## Exercise task
Tally all lines containing the word "oxygen". Give the number alone.
** Start of Information provided **
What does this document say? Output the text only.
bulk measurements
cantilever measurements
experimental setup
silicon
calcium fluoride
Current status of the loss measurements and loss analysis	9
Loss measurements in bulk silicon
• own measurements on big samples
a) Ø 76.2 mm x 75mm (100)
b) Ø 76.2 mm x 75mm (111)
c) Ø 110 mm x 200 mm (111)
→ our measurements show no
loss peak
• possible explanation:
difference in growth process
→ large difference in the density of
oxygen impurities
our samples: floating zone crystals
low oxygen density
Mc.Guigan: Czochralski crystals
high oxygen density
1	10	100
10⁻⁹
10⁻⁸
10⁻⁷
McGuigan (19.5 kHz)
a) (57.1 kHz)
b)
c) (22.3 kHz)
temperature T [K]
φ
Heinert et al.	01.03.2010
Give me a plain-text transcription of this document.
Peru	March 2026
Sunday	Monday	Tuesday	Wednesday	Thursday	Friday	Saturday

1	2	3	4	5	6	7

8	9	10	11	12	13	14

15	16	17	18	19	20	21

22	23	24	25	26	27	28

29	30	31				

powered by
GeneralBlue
** End of Information provided **
## Solution to the exercise
3